[Begin Data listing]

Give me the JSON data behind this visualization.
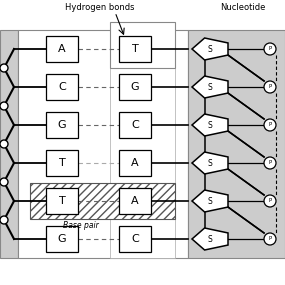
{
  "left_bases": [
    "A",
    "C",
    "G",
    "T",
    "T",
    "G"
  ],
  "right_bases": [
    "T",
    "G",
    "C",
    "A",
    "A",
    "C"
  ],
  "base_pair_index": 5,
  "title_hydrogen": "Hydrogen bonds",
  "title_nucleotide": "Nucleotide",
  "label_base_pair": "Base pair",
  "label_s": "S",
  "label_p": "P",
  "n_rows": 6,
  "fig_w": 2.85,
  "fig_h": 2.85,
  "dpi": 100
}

[End Data listing]

### Job
In your copy, leave out the pictures and reproduce the material above exactly.

### Completed exercise
Give me the JSON data behind this visualization.
{
  "left_bases": [
    "A",
    "C",
    "G",
    "T",
    "T",
    "G"
  ],
  "right_bases": [
    "T",
    "G",
    "C",
    "A",
    "A",
    "C"
  ],
  "base_pair_index": 5,
  "title_hydrogen": "Hydrogen bonds",
  "title_nucleotide": "Nucleotide",
  "label_base_pair": "Base pair",
  "label_s": "S",
  "label_p": "P",
  "n_rows": 6,
  "fig_w": 2.85,
  "fig_h": 2.85,
  "dpi": 100
}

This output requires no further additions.